Data entries for graphics
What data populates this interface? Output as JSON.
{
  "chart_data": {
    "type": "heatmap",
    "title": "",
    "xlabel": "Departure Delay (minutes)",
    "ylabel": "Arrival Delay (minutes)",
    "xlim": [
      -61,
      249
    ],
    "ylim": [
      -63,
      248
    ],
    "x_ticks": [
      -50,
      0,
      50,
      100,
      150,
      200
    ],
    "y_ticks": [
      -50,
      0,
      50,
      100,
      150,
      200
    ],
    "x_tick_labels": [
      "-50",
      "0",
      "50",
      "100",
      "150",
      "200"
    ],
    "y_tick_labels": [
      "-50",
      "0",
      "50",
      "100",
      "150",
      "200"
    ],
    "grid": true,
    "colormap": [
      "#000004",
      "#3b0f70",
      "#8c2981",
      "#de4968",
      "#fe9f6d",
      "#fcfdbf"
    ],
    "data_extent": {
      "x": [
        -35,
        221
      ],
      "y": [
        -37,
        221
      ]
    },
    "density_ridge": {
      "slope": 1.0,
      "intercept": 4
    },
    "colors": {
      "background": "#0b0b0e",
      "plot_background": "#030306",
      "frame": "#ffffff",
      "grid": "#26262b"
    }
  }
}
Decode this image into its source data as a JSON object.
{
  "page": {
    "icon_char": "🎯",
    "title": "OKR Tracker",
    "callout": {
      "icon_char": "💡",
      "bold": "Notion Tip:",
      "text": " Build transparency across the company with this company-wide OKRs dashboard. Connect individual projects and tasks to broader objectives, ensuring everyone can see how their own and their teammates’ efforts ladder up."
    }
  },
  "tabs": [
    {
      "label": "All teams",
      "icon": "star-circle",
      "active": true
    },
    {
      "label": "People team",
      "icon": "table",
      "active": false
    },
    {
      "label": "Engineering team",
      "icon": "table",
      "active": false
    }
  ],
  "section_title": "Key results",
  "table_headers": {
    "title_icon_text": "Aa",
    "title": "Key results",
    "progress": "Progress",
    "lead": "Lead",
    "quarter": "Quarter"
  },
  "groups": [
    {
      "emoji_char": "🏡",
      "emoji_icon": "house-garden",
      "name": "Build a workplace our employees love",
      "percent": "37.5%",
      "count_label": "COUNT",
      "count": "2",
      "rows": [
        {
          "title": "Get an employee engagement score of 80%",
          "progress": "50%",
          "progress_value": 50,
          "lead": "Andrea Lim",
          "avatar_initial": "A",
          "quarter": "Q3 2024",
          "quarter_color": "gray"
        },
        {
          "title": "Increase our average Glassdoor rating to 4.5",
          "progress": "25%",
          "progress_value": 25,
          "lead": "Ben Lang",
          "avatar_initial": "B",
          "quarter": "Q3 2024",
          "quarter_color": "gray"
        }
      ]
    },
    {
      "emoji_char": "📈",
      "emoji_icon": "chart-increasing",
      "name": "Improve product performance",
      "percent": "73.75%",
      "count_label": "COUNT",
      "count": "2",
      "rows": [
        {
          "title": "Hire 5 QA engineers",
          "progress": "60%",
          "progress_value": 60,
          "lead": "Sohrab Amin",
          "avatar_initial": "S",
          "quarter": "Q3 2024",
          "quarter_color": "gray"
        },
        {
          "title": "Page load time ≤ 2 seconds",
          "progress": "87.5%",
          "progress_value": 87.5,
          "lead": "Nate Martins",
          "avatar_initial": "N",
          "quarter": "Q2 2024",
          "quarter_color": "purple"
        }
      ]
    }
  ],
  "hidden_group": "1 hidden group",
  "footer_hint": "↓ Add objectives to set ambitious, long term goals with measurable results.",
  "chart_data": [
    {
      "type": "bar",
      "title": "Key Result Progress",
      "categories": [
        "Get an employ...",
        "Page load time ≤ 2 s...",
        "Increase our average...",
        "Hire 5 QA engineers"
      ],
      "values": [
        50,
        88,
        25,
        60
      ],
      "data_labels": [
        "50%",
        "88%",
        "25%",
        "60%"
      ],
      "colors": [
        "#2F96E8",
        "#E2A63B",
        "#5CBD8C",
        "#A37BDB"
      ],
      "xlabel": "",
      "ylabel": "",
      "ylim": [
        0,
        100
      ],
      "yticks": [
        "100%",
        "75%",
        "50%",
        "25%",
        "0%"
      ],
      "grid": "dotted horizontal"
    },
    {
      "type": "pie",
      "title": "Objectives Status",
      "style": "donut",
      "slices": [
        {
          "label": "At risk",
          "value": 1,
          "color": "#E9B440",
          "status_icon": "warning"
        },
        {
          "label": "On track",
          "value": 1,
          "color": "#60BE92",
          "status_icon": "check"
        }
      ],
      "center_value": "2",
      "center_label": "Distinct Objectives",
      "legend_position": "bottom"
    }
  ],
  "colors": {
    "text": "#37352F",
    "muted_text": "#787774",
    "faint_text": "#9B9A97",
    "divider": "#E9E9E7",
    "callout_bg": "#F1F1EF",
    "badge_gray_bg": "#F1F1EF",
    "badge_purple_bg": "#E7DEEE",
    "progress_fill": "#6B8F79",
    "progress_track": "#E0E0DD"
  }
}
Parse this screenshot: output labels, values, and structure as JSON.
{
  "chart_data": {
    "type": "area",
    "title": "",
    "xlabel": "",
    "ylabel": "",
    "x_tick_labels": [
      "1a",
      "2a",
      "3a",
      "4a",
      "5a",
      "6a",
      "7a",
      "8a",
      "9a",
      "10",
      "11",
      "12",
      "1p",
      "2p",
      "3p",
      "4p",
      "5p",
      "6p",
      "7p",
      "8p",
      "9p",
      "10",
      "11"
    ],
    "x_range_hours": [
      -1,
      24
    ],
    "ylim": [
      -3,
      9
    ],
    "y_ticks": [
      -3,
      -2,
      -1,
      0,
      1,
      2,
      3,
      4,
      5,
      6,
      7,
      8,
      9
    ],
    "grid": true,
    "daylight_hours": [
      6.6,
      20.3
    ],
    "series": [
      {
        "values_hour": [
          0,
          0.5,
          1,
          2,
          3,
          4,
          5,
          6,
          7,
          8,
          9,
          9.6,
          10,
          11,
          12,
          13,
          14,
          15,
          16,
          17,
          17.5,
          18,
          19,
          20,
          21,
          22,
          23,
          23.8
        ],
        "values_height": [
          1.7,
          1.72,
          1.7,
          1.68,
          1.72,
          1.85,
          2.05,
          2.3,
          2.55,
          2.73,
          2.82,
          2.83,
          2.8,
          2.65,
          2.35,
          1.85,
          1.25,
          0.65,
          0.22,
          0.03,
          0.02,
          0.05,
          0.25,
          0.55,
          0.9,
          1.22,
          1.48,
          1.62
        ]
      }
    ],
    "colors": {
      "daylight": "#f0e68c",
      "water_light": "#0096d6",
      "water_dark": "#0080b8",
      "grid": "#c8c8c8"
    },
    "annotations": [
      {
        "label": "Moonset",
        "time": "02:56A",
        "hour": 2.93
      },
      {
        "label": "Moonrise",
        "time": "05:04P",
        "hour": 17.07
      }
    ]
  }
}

_PROBLEM DESCRIPTION:_
Output every line above without altering anything.

_SOLUTION BELOW:_
What data populates this interface? Output as JSON.
{
  "chart_data": {
    "type": "heatmap",
    "title": "",
    "xlabel": "Departure Delay (minutes)",
    "ylabel": "Arrival Delay (minutes)",
    "xlim": [
      -61,
      249
    ],
    "ylim": [
      -63,
      248
    ],
    "x_ticks": [
      -50,
      0,
      50,
      100,
      150,
      200
    ],
    "y_ticks": [
      -50,
      0,
      50,
      100,
      150,
      200
    ],
    "x_tick_labels": [
      "-50",
      "0",
      "50",
      "100",
      "150",
      "200"
    ],
    "y_tick_labels": [
      "-50",
      "0",
      "50",
      "100",
      "150",
      "200"
    ],
    "grid": true,
    "colormap": [
      "#000004",
      "#3b0f70",
      "#8c2981",
      "#de4968",
      "#fe9f6d",
      "#fcfdbf"
    ],
    "data_extent": {
      "x": [
        -35,
        221
      ],
      "y": [
        -37,
        221
      ]
    },
    "density_ridge": {
      "slope": 1.0,
      "intercept": 4
    },
    "colors": {
      "background": "#0b0b0e",
      "plot_background": "#030306",
      "frame": "#ffffff",
      "grid": "#26262b"
    }
  }
}
Decode this image into its source data as a JSON object.
{
  "page": {
    "icon_char": "🎯",
    "title": "OKR Tracker",
    "callout": {
      "icon_char": "💡",
      "bold": "Notion Tip:",
      "text": " Build transparency across the company with this company-wide OKRs dashboard. Connect individual projects and tasks to broader objectives, ensuring everyone can see how their own and their teammates’ efforts ladder up."
    }
  },
  "tabs": [
    {
      "label": "All teams",
      "icon": "star-circle",
      "active": true
    },
    {
      "label": "People team",
      "icon": "table",
      "active": false
    },
    {
      "label": "Engineering team",
      "icon": "table",
      "active": false
    }
  ],
  "section_title": "Key results",
  "table_headers": {
    "title_icon_text": "Aa",
    "title": "Key results",
    "progress": "Progress",
    "lead": "Lead",
    "quarter": "Quarter"
  },
  "groups": [
    {
      "emoji_char": "🏡",
      "emoji_icon": "house-garden",
      "name": "Build a workplace our employees love",
      "percent": "37.5%",
      "count_label": "COUNT",
      "count": "2",
      "rows": [
        {
          "title": "Get an employee engagement score of 80%",
          "progress": "50%",
          "progress_value": 50,
          "lead": "Andrea Lim",
          "avatar_initial": "A",
          "quarter": "Q3 2024",
          "quarter_color": "gray"
        },
        {
          "title": "Increase our average Glassdoor rating to 4.5",
          "progress": "25%",
          "progress_value": 25,
          "lead": "Ben Lang",
          "avatar_initial": "B",
          "quarter": "Q3 2024",
          "quarter_color": "gray"
        }
      ]
    },
    {
      "emoji_char": "📈",
      "emoji_icon": "chart-increasing",
      "name": "Improve product performance",
      "percent": "73.75%",
      "count_label": "COUNT",
      "count": "2",
      "rows": [
        {
          "title": "Hire 5 QA engineers",
          "progress": "60%",
          "progress_value": 60,
          "lead": "Sohrab Amin",
          "avatar_initial": "S",
          "quarter": "Q3 2024",
          "quarter_color": "gray"
        },
        {
          "title": "Page load time ≤ 2 seconds",
          "progress": "87.5%",
          "progress_value": 87.5,
          "lead": "Nate Martins",
          "avatar_initial": "N",
          "quarter": "Q2 2024",
          "quarter_color": "purple"
        }
      ]
    }
  ],
  "hidden_group": "1 hidden group",
  "footer_hint": "↓ Add objectives to set ambitious, long term goals with measurable results.",
  "chart_data": [
    {
      "type": "bar",
      "title": "Key Result Progress",
      "categories": [
        "Get an employ...",
        "Page load time ≤ 2 s...",
        "Increase our average...",
        "Hire 5 QA engineers"
      ],
      "values": [
        50,
        88,
        25,
        60
      ],
      "data_labels": [
        "50%",
        "88%",
        "25%",
        "60%"
      ],
      "colors": [
        "#2F96E8",
        "#E2A63B",
        "#5CBD8C",
        "#A37BDB"
      ],
      "xlabel": "",
      "ylabel": "",
      "ylim": [
        0,
        100
      ],
      "yticks": [
        "100%",
        "75%",
        "50%",
        "25%",
        "0%"
      ],
      "grid": "dotted horizontal"
    },
    {
      "type": "pie",
      "title": "Objectives Status",
      "style": "donut",
      "slices": [
        {
          "label": "At risk",
          "value": 1,
          "color": "#E9B440",
          "status_icon": "warning"
        },
        {
          "label": "On track",
          "value": 1,
          "color": "#60BE92",
          "status_icon": "check"
        }
      ],
      "center_value": "2",
      "center_label": "Distinct Objectives",
      "legend_position": "bottom"
    }
  ],
  "colors": {
    "text": "#37352F",
    "muted_text": "#787774",
    "faint_text": "#9B9A97",
    "divider": "#E9E9E7",
    "callout_bg": "#F1F1EF",
    "badge_gray_bg": "#F1F1EF",
    "badge_purple_bg": "#E7DEEE",
    "progress_fill": "#6B8F79",
    "progress_track": "#E0E0DD"
  }
}
Parse this screenshot: output labels, values, and structure as JSON.
{
  "chart_data": {
    "type": "area",
    "title": "",
    "xlabel": "",
    "ylabel": "",
    "x_tick_labels": [
      "1a",
      "2a",
      "3a",
      "4a",
      "5a",
      "6a",
      "7a",
      "8a",
      "9a",
      "10",
      "11",
      "12",
      "1p",
      "2p",
      "3p",
      "4p",
      "5p",
      "6p",
      "7p",
      "8p",
      "9p",
      "10",
      "11"
    ],
    "x_range_hours": [
      -1,
      24
    ],
    "ylim": [
      -3,
      9
    ],
    "y_ticks": [
      -3,
      -2,
      -1,
      0,
      1,
      2,
      3,
      4,
      5,
      6,
      7,
      8,
      9
    ],
    "grid": true,
    "daylight_hours": [
      6.6,
      20.3
    ],
    "series": [
      {
        "values_hour": [
          0,
          0.5,
          1,
          2,
          3,
          4,
          5,
          6,
          7,
          8,
          9,
          9.6,
          10,
          11,
          12,
          13,
          14,
          15,
          16,
          17,
          17.5,
          18,
          19,
          20,
          21,
          22,
          23,
          23.8
        ],
        "values_height": [
          1.7,
          1.72,
          1.7,
          1.68,
          1.72,
          1.85,
          2.05,
          2.3,
          2.55,
          2.73,
          2.82,
          2.83,
          2.8,
          2.65,
          2.35,
          1.85,
          1.25,
          0.65,
          0.22,
          0.03,
          0.02,
          0.05,
          0.25,
          0.55,
          0.9,
          1.22,
          1.48,
          1.62
        ]
      }
    ],
    "colors": {
      "daylight": "#f0e68c",
      "water_light": "#0096d6",
      "water_dark": "#0080b8",
      "grid": "#c8c8c8"
    },
    "annotations": [
      {
        "label": "Moonset",
        "time": "02:56A",
        "hour": 2.93
      },
      {
        "label": "Moonrise",
        "time": "05:04P",
        "hour": 17.07
      }
    ]
  }
}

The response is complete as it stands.